** START **

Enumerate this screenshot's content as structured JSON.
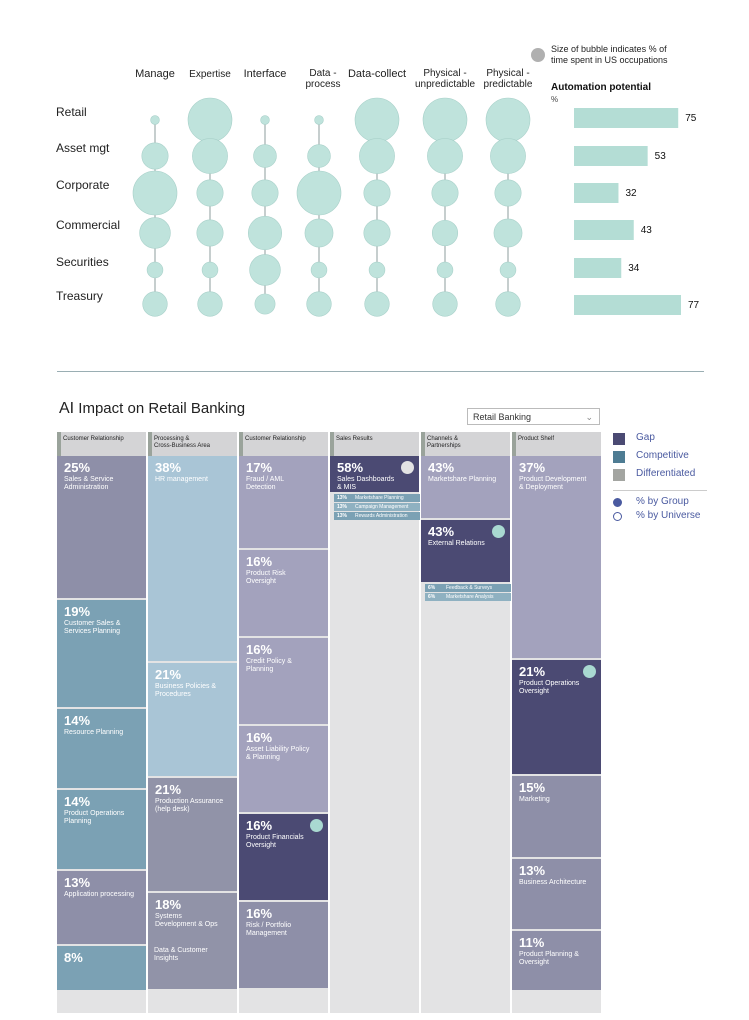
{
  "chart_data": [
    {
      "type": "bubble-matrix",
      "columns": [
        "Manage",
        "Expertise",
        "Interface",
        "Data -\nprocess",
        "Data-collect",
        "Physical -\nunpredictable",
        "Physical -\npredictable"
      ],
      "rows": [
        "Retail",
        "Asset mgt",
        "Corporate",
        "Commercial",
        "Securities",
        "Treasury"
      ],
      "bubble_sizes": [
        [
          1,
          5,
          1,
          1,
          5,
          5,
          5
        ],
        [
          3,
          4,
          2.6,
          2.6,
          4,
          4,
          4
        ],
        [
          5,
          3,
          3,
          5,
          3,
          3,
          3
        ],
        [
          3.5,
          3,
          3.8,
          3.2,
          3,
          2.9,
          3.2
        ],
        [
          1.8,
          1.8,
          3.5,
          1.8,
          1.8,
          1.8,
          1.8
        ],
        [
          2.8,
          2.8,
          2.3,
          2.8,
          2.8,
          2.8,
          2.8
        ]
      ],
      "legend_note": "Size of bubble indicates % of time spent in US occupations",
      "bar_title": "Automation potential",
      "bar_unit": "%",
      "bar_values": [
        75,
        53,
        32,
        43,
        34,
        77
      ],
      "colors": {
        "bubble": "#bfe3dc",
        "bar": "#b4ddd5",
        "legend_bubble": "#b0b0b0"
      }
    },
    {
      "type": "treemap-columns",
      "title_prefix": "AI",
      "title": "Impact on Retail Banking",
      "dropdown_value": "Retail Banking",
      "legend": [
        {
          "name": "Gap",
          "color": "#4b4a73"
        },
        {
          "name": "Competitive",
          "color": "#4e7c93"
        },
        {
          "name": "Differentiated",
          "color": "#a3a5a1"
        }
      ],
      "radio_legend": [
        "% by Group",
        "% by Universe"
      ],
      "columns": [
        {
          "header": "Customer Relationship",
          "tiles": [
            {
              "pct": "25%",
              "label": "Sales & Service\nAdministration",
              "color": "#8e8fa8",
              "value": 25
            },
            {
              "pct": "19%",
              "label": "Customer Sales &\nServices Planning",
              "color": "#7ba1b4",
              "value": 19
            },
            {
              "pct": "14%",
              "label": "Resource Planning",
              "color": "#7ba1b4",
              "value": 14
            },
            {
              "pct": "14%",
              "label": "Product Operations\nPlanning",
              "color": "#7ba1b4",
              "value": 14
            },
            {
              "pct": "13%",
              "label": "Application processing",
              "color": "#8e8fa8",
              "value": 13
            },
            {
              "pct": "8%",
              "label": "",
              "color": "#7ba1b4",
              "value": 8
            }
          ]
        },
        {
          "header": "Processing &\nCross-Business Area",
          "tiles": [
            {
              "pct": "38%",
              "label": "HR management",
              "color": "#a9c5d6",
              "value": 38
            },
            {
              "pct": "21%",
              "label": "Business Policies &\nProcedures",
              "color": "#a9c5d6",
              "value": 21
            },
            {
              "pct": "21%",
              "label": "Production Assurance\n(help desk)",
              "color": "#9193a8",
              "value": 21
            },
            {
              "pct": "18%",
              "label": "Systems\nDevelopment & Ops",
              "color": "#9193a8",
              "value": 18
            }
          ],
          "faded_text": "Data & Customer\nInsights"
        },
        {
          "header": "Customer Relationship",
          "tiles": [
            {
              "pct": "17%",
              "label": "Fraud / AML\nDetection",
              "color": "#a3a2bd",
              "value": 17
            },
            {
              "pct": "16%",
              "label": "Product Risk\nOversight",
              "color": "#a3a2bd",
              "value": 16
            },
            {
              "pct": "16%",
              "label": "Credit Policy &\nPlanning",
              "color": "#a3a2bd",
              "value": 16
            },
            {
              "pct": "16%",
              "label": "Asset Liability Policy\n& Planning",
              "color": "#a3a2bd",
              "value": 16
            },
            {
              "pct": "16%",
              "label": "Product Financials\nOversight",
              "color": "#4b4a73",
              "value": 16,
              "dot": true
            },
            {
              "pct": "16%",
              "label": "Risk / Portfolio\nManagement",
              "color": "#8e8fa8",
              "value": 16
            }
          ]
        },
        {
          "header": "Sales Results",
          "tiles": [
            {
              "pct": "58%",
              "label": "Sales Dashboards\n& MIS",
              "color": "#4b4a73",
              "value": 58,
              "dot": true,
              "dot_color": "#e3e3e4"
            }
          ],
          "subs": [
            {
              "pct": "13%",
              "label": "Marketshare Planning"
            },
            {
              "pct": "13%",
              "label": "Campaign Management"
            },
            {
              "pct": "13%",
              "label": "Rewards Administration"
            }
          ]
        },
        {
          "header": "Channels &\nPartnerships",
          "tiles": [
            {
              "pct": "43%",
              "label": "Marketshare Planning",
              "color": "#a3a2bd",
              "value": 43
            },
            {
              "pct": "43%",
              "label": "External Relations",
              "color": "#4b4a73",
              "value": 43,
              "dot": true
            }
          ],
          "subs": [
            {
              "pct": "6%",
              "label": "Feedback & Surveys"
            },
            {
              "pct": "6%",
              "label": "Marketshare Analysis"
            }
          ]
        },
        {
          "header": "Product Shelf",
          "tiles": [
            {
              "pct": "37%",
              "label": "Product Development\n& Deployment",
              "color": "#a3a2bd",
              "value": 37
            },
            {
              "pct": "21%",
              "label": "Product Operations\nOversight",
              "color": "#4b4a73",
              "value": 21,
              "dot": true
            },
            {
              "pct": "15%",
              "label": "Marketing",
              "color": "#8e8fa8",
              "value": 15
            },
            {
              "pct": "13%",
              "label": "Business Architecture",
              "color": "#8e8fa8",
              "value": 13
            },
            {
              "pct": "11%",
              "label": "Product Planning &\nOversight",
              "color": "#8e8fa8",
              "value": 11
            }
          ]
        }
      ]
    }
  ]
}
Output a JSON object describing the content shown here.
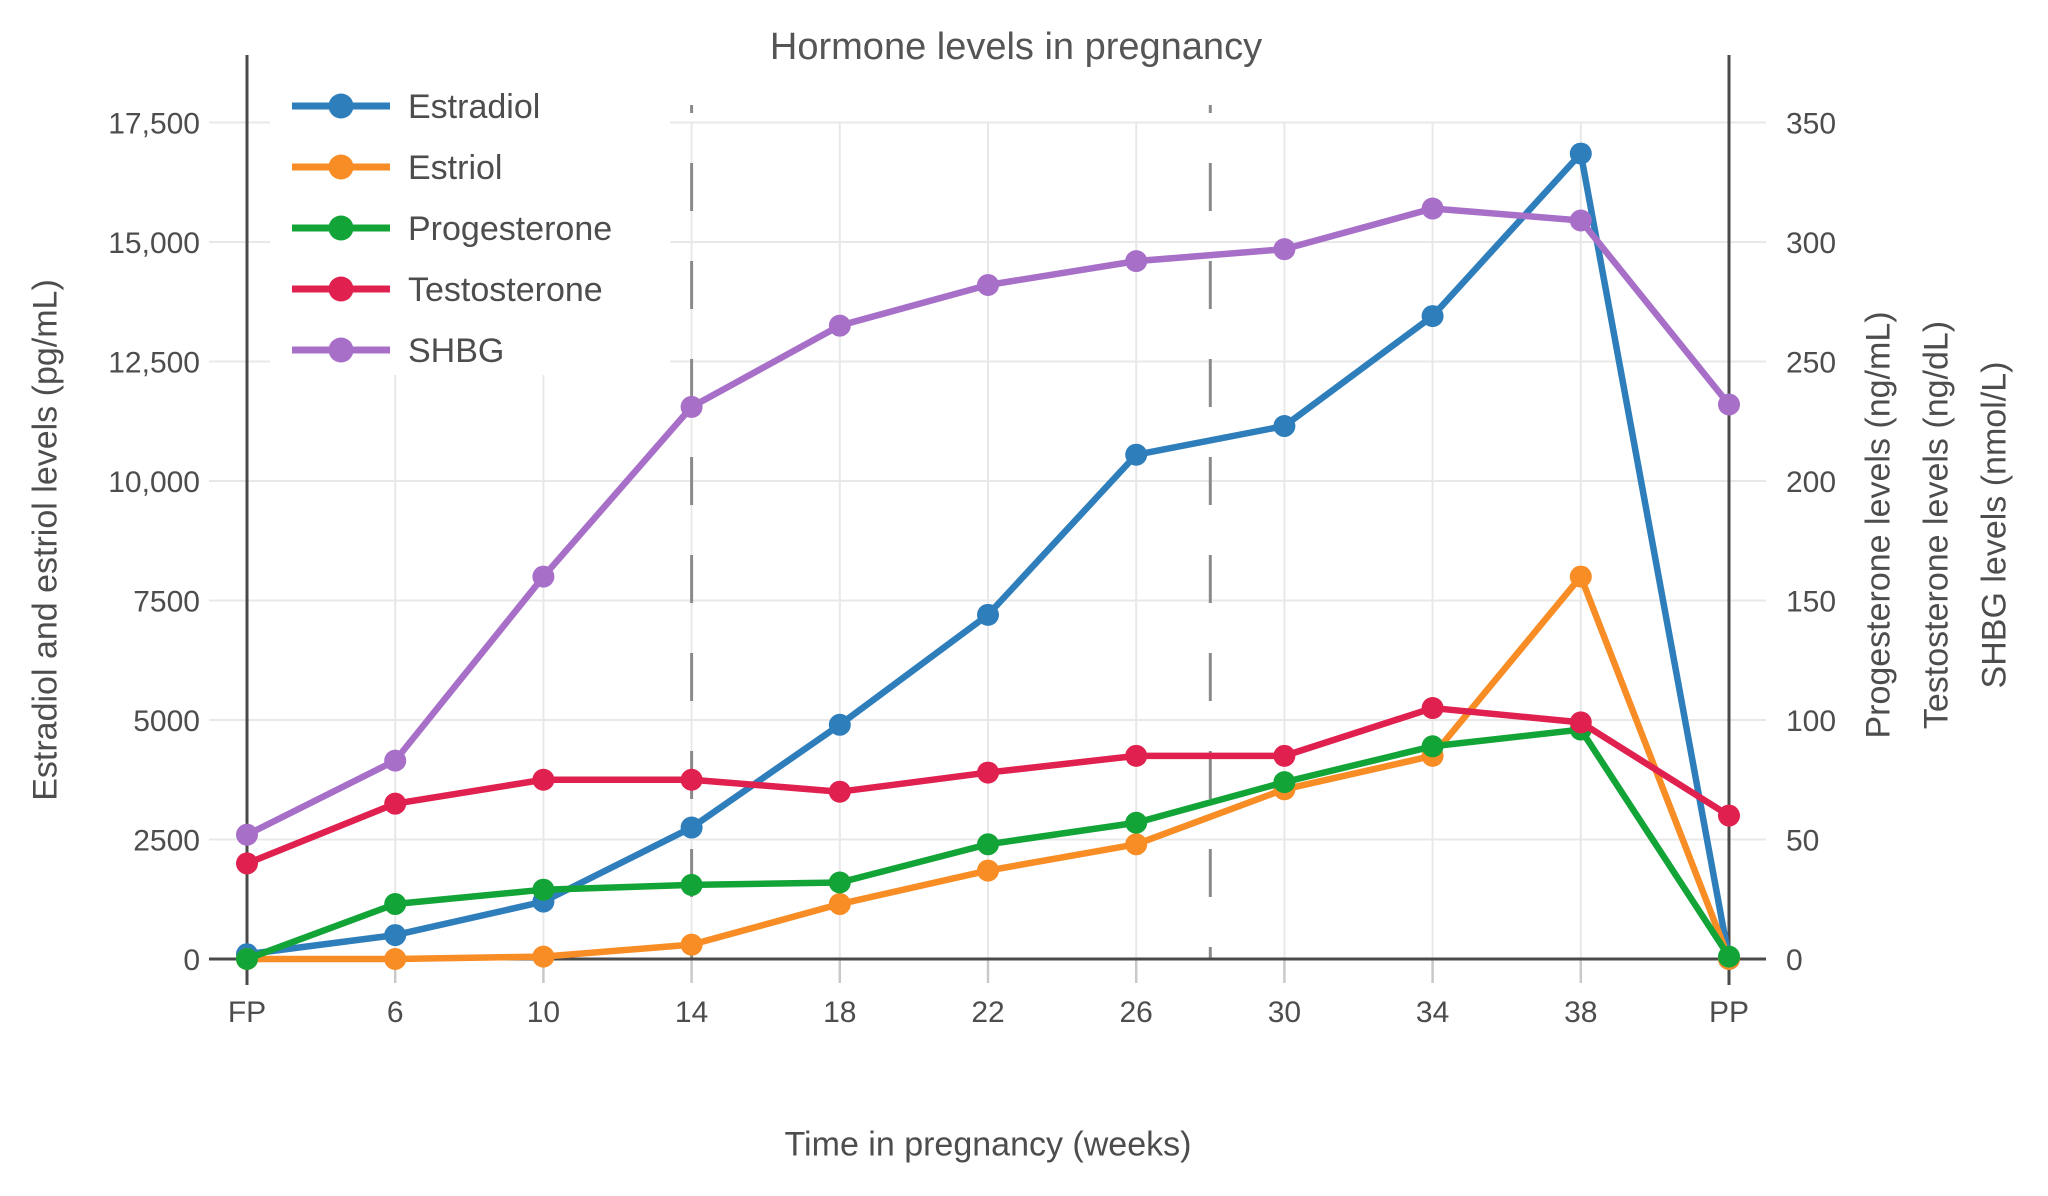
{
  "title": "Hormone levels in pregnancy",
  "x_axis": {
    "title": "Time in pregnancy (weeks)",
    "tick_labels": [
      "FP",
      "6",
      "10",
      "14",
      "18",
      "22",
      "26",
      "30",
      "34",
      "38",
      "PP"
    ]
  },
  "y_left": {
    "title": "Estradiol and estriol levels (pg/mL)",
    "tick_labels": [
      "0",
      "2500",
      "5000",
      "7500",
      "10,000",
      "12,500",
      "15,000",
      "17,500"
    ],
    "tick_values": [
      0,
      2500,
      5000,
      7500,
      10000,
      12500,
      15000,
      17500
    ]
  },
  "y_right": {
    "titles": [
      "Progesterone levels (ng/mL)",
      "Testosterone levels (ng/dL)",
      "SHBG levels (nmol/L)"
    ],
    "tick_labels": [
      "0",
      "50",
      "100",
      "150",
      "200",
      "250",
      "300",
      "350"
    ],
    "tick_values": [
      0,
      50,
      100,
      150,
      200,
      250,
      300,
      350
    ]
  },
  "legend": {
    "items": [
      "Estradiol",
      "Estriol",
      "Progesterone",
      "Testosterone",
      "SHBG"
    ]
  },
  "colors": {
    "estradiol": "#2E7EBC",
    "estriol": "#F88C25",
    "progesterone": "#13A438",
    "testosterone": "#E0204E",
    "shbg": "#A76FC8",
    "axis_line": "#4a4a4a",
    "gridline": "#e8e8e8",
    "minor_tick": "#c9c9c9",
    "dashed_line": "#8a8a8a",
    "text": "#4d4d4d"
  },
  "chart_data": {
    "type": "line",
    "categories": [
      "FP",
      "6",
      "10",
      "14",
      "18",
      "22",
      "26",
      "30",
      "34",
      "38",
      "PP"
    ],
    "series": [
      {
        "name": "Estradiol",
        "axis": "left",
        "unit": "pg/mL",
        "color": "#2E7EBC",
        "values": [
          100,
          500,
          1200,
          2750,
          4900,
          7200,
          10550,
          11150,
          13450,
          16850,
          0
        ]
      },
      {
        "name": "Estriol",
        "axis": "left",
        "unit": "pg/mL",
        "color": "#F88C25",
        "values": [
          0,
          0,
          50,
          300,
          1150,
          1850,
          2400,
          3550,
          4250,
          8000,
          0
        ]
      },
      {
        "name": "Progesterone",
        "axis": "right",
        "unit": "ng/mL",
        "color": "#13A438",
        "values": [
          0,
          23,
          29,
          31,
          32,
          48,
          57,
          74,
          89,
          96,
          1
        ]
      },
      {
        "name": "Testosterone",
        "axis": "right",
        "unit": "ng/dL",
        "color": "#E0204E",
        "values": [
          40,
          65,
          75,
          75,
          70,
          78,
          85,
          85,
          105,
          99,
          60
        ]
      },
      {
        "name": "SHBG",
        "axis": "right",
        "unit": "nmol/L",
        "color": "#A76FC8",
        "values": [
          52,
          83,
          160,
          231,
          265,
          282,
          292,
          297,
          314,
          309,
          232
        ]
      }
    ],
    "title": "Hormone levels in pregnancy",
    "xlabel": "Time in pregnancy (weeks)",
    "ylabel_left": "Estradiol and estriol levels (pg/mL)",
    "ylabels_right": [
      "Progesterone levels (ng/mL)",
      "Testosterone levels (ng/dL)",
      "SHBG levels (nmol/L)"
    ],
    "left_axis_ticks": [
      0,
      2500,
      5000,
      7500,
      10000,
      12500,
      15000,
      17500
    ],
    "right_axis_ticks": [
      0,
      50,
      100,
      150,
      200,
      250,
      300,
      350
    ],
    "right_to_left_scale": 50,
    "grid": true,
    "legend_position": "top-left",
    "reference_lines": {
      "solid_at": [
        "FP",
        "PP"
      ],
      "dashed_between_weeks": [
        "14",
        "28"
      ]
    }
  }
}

** END **

### Directions for this task
Where a line contains the string "Customer", extract that line.

### Response to the task
          "header": "Customer Relationship",
              "label": "Customer Sales &\nServices Planning",
          "faded_text": "Data & Customer\nInsights"
          "header": "Customer Relationship",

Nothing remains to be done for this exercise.